Selected text:
•••••

The generation of the stochastic trajectory 224 based on the static feature parameters 110 a and delta feature parameters 110 b may produce a saw-tooth trajectory. The saw-tooth trajectory may be due to the specific band-diagonal structure of the matrix in the weighted least square synthesis equations. For example, referring back to equations (11) and (12), since the odd numbered components [c₁,c₃,c₅] and even numbered components [c₂,c₄] are solved independently, there may be no constraint between adjacent frames to insure smoothness. As a result, the parameter generator 222 may generate a stochastic trajectory that has saw-tooth trajectory fluctuations. The saw-tooth fluctuations may cause subjective perceptible distortions in the synthesized speech 108, so that the speech may sound “sandy” or “coarse”.
Thus, the audio smoother 226 may eliminate the saw-tooth distortions in the stochastic trajectory 224 generated by the parameter generator 222. The smoothing of the saw-tooth distortions by the audio smoother 226 is illustrated in FIG. 3.
FIGS. 3 a and 3 b are example graphs that illustrate the post generation smoothing of audio trajectories, in accordance with various embodiments. As shown in FIG. 3 a, the parameter generator 222 may produce a log-gain stochastic trajectory 302. Accordingly, the audio smoother 226 may use an average window algorithm 304 (e.g., boxcar smoothing) to generate a smoothed trajectory 306. As shown in FIG. 3 a, the smoothed trajectory 306 does not exhibit the saw-tooth fluctuations that produce “sandy” or “coarse” speech.
FIG. 3 b illustrates another exemplary technique for eliminating the saw-tooth effect from the log-gain stochastic trajectory 302. The technique includes the use of an envelope generation algorithm 308 to generate at least one of an upper envelope 310 or a lower envelope 312 for the saw-tooth trajectory 302. As shown in FIG. 3 b, each of the upper envelope 310 and the lower envelope 312 may exhibit greater distortion from the saw-tooth trajectory 302 than the smooth trajectory 306. However, each of the upper envelope 310 and the lower envelope 312 may nevertheless be used as the smoothed versions of the saw-tooth trajectory 302.
Returning to FIG. 2, it will be appreciated that while some of the trajectory smooth techniques are discussed in FIG. 3, other techniques may be used by the audio smoother 226 to smooth the stochastic trajectory generated by the parameter generator 222.

Speech Synthesis Using the Derived Stochastic Trajectory

In various embodiments, referring to FIG. 2, the mixed excitation generator 230 may receive speech patterns 228 (e.g., fundamental frequency patterns “F0”) that are encompassed in the stochastic trajectory generated by the parameter generator 222. In turn, the mixed excitation generator 230 may produce excitations 232. The excitations 232 may be passed to the Linear Predicative Coding (LPC) synthesizer 234.
Likewise, the parameter generator 222 may further provide Line Spectral Pair (LSP) coefficients 236 and gain 238, as encompassed in the generated stochastic trajectory to the LPC synthesizer 234. The LPC synthesizer 234 may synthesize the excitations 232, the LSP coefficients 236 and the gain 238 into synthesized speech 108.

•••••

Entries shown:
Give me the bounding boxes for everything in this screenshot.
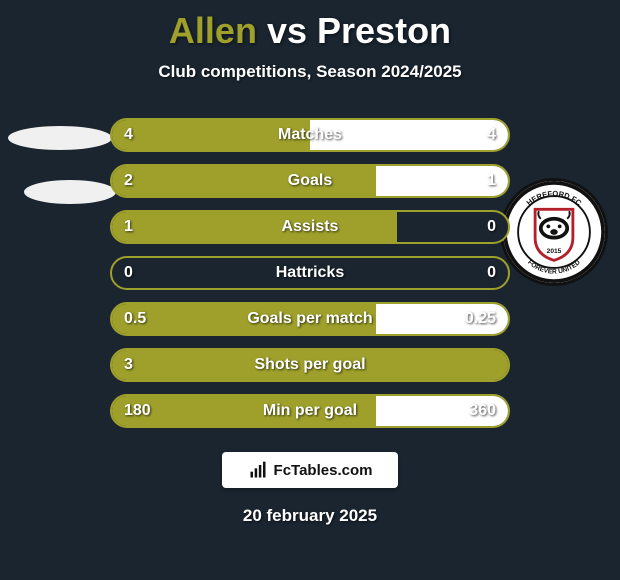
date-text: 20 february 2025	[0, 506, 620, 526]
stat-row: 0 0Hattricks	[110, 256, 510, 290]
brand-badge[interactable]: FcTables.com	[222, 452, 398, 488]
stat-value-right: 0	[487, 258, 496, 288]
stat-fill-left	[112, 166, 376, 196]
stat-fill-left	[112, 396, 376, 426]
page-title: Allen vs Preston	[0, 0, 620, 52]
brand-text: FcTables.com	[274, 462, 373, 479]
stat-fill-left	[112, 212, 397, 242]
club-crest: HEREFORD FC FOREVER UNITED 2015	[500, 178, 608, 286]
comparison-panel: HEREFORD FC FOREVER UNITED 2015 44Matche…	[0, 102, 620, 444]
stat-fill-left	[112, 350, 508, 380]
vs-text: vs	[267, 10, 307, 51]
left-decor-ellipse-1	[8, 126, 112, 150]
stat-fill-right	[310, 120, 508, 150]
stat-fill-right	[376, 304, 508, 334]
subtitle: Club competitions, Season 2024/2025	[0, 62, 620, 82]
crest-svg: HEREFORD FC FOREVER UNITED 2015	[503, 181, 605, 283]
stat-fill-left	[112, 304, 376, 334]
stat-fill-right	[376, 166, 508, 196]
stat-fill-left	[112, 120, 310, 150]
stat-fill-right	[376, 396, 508, 426]
stat-value-left: 0	[124, 258, 133, 288]
player1-name: Allen	[169, 10, 257, 51]
stat-bars: 44Matches21Goals10Assists00Hattricks0.50…	[110, 118, 510, 440]
stat-row: 10Assists	[110, 210, 510, 244]
crest-year: 2015	[547, 248, 562, 255]
stat-value-right: 0	[487, 212, 496, 242]
stat-row: 3Shots per goal	[110, 348, 510, 382]
player2-name: Preston	[317, 10, 451, 51]
stat-row: 44Matches	[110, 118, 510, 152]
stat-row: 21Goals	[110, 164, 510, 198]
stat-row: 0.50.25Goals per match	[110, 302, 510, 336]
stat-label: Hattricks	[112, 258, 508, 288]
left-decor-ellipse-2	[24, 180, 116, 204]
chart-icon	[248, 460, 268, 480]
stat-row: 180360Min per goal	[110, 394, 510, 428]
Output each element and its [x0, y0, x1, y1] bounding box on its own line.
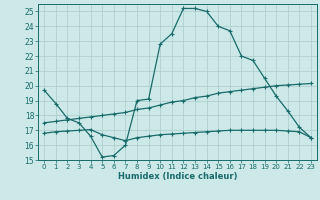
- X-axis label: Humidex (Indice chaleur): Humidex (Indice chaleur): [118, 172, 237, 181]
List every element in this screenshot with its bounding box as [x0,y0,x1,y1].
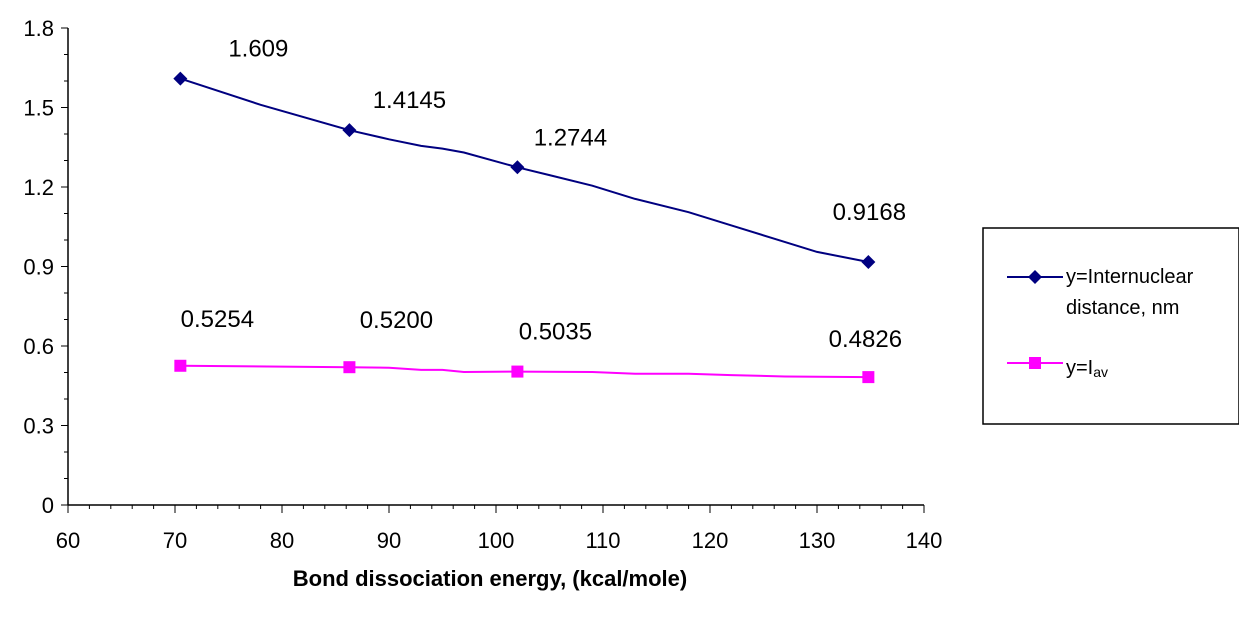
series-1-point [510,160,525,175]
x-tick-label: 120 [692,528,729,553]
legend-marker-series-1 [1028,270,1042,284]
series-1-point [342,123,357,138]
series-1-data-label: 1.609 [228,36,288,63]
x-tick-label: 130 [799,528,836,553]
y-tick-label: 0.6 [23,334,54,359]
x-tick-label: 110 [585,528,620,553]
series-2-data-label: 0.5200 [360,307,433,334]
series-1-point [173,71,188,86]
y-tick-label: 1.5 [23,96,54,121]
x-axis-title: Bond dissociation energy, (kcal/mole) [293,566,687,591]
legend-box [982,227,1239,425]
series-1-data-label: 1.4145 [373,87,446,114]
series-2-point [511,365,524,378]
series-1-point [861,255,876,270]
series-2-line [180,364,869,379]
legend-label-series-2-sub: av [1093,364,1108,380]
x-tick-label: 140 [906,528,943,553]
tick-labels: 0 0.3 0.6 0.9 1.2 1.5 1.8 60 70 80 90 100 110 120 130 1… [23,16,942,553]
y-tick-label: 0.3 [23,414,54,439]
x-tick-label: 90 [377,528,401,553]
series-2-point [174,359,187,372]
y-tick-label: 1.8 [23,16,54,41]
legend-label-series-2-prefix: y=I [1066,357,1093,379]
series-2-data-label: 0.5035 [519,319,592,346]
x-tick-label: 60 [56,528,80,553]
series-1-data-label: 1.2744 [534,124,607,151]
y-tick-label: 1.2 [23,175,54,200]
series-1-line [180,77,869,263]
legend-label-series-2: y=Iav [1066,357,1108,380]
series-1-data-label: 0.9168 [833,199,906,226]
legend: y=Internuclear distance, nm y=Iav [982,227,1239,425]
y-tick-label: 0.9 [23,255,54,280]
series-2-point [862,371,875,384]
legend-marker-series-2 [1029,357,1041,369]
x-tick-label: 70 [163,528,187,553]
series-layer: 1.609 1.4145 1.2744 0.9168 0.5254 0.5200 0.503… [173,36,906,384]
x-tick-label: 80 [270,528,294,553]
legend-label-series-1-line1: y=Internuclear [1066,266,1194,288]
y-tick-label: 0 [42,493,54,518]
axes [61,27,925,513]
series-2-point [343,361,356,374]
series-2-data-label: 0.5254 [181,306,254,333]
x-tick-label: 100 [478,528,515,553]
legend-label-series-1-line2: distance, nm [1066,297,1179,319]
series-2-data-label: 0.4826 [829,326,902,353]
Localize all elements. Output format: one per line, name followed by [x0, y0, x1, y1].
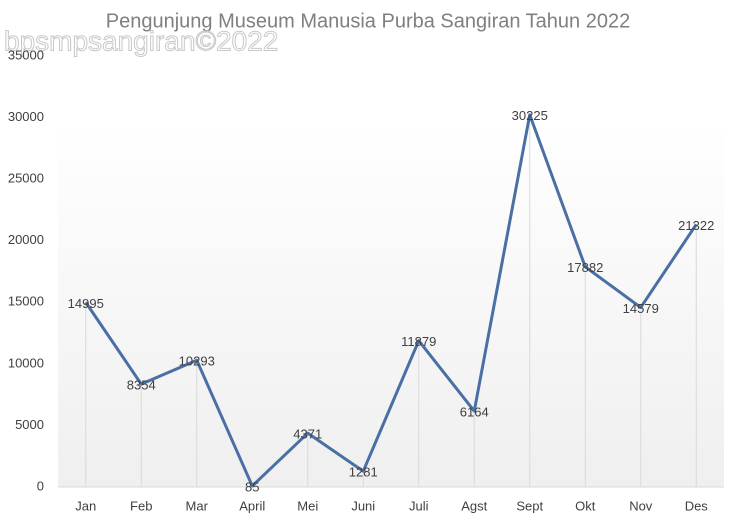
x-tick-label: Agst	[461, 498, 487, 513]
data-label: 14579	[623, 301, 659, 316]
x-tick-label: April	[239, 498, 265, 513]
plot-background	[58, 120, 724, 487]
x-tick-label: Nov	[629, 498, 653, 513]
y-tick-label: 35000	[8, 47, 44, 62]
x-tick-label: Mei	[297, 498, 318, 513]
data-label: 10293	[179, 354, 215, 369]
y-tick-label: 20000	[8, 232, 44, 247]
x-tick-label: Juli	[409, 498, 429, 513]
y-tick-label: 10000	[8, 355, 44, 370]
data-label: 1281	[349, 465, 378, 480]
x-tick-label: Jan	[75, 498, 96, 513]
chart-title: Pengunjung Museum Manusia Purba Sangiran…	[106, 10, 630, 32]
series-line	[84, 113, 698, 488]
x-tick-label: Mar	[186, 498, 209, 513]
data-label: 11879	[401, 334, 436, 349]
data-label: 21322	[678, 218, 714, 233]
data-label: 17882	[567, 260, 603, 275]
x-tick-label: Juni	[351, 498, 375, 513]
x-tick-label: Des	[685, 498, 709, 513]
data-label: 6164	[460, 405, 489, 420]
data-label: 30225	[512, 108, 548, 123]
data-label: 4371	[293, 427, 322, 442]
y-tick-label: 25000	[8, 171, 44, 186]
x-tick-label: Feb	[130, 498, 152, 513]
y-tick-label: 0	[37, 478, 44, 493]
data-label: 8354	[127, 378, 156, 393]
y-tick-label: 15000	[8, 294, 44, 309]
y-tick-label: 30000	[8, 109, 44, 124]
y-tick-label: 5000	[15, 417, 44, 432]
watermark: bpsmpsangiran©2022	[4, 25, 278, 56]
data-label: 14995	[68, 296, 104, 311]
x-tick-label: Sept	[516, 498, 543, 513]
data-label: 85	[245, 479, 259, 494]
x-tick-label: Okt	[575, 498, 596, 513]
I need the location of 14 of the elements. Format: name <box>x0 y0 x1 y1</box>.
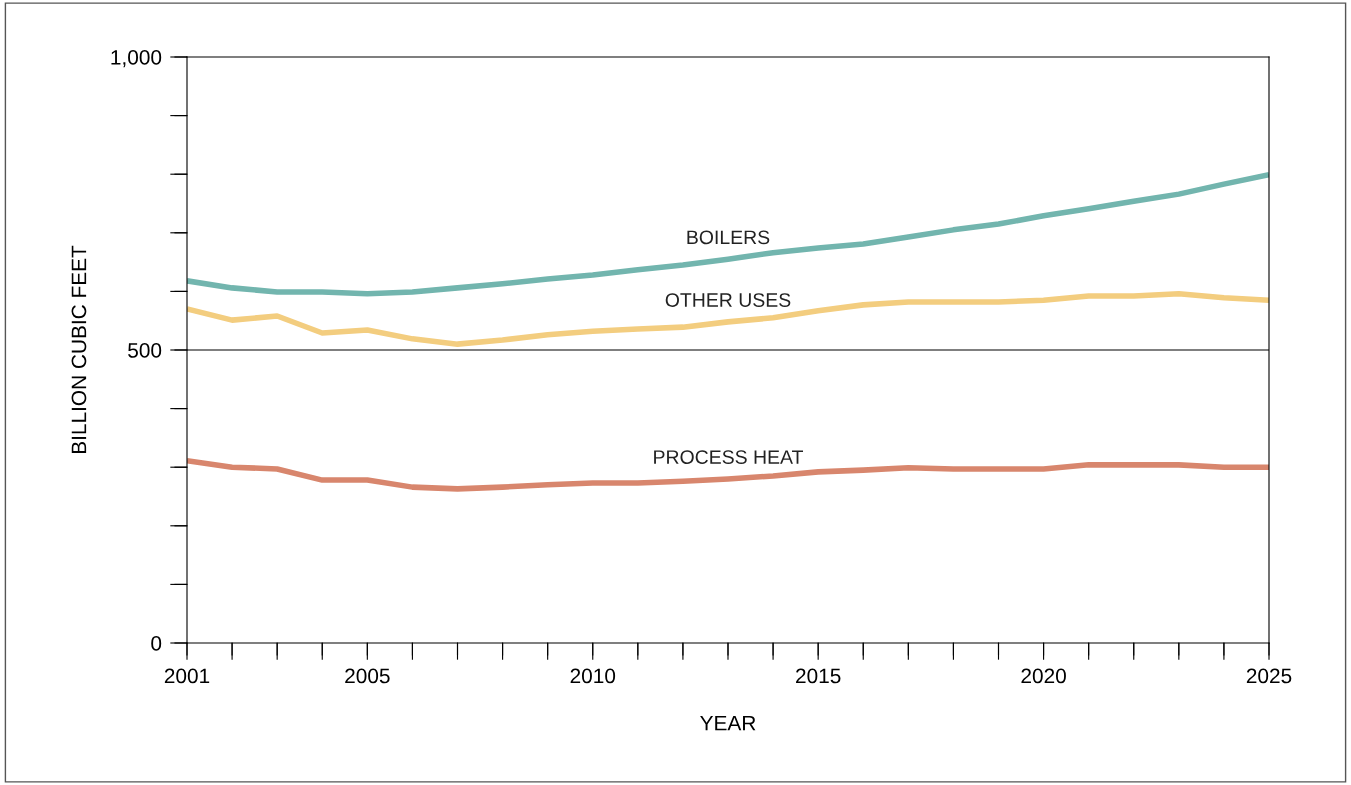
x-tick-label: 2001 <box>164 668 210 684</box>
x-tick-label: 2025 <box>1246 668 1292 684</box>
x-tick-label: 2005 <box>345 668 390 684</box>
series-label: BOILERS <box>687 230 770 245</box>
x-tick-label: 2015 <box>796 668 841 684</box>
x-tick-label: 2010 <box>570 668 616 684</box>
series-label: PROCESS HEAT <box>654 450 804 464</box>
y-tick-label: 0 <box>151 636 162 651</box>
y-axis-title: BILLION CUBIC FEET <box>71 245 87 454</box>
x-axis-title: YEAR <box>700 715 756 731</box>
y-tick-label: 1,000 <box>111 50 162 68</box>
x-tick-label: 2020 <box>1021 668 1066 684</box>
y-tick-label: 500 <box>128 343 162 358</box>
series-label: OTHER USES <box>665 293 791 307</box>
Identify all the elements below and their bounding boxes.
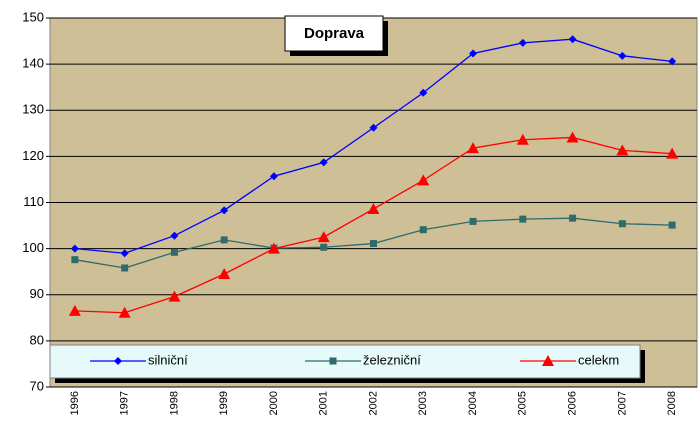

•••••

Exercise goal:
Reproduce the passage of the speech synthesis text that begins with the words "Speech Synthesis Using" and ends after the words "synthesized speech 108.". The data is separate material, unrelated to the speech synthesis text.

Exercise answer:
Speech Synthesis Using the Derived Stochastic Trajectory

In various embodiments, referring to FIG. 2, the mixed excitation generator 230 may receive speech patterns 228 (e.g., fundamental frequency patterns “F0”) that are encompassed in the stochastic trajectory generated by the parameter generator 222. In turn, the mixed excitation generator 230 may produce excitations 232. The excitations 232 may be passed to the Linear Predicative Coding (LPC) synthesizer 234.
Likewise, the parameter generator 222 may further provide Line Spectral Pair (LSP) coefficients 236 and gain 238, as encompassed in the generated stochastic trajectory to the LPC synthesizer 234. The LPC synthesizer 234 may synthesize the excitations 232, the LSP coefficients 236 and the gain 238 into synthesized speech 108.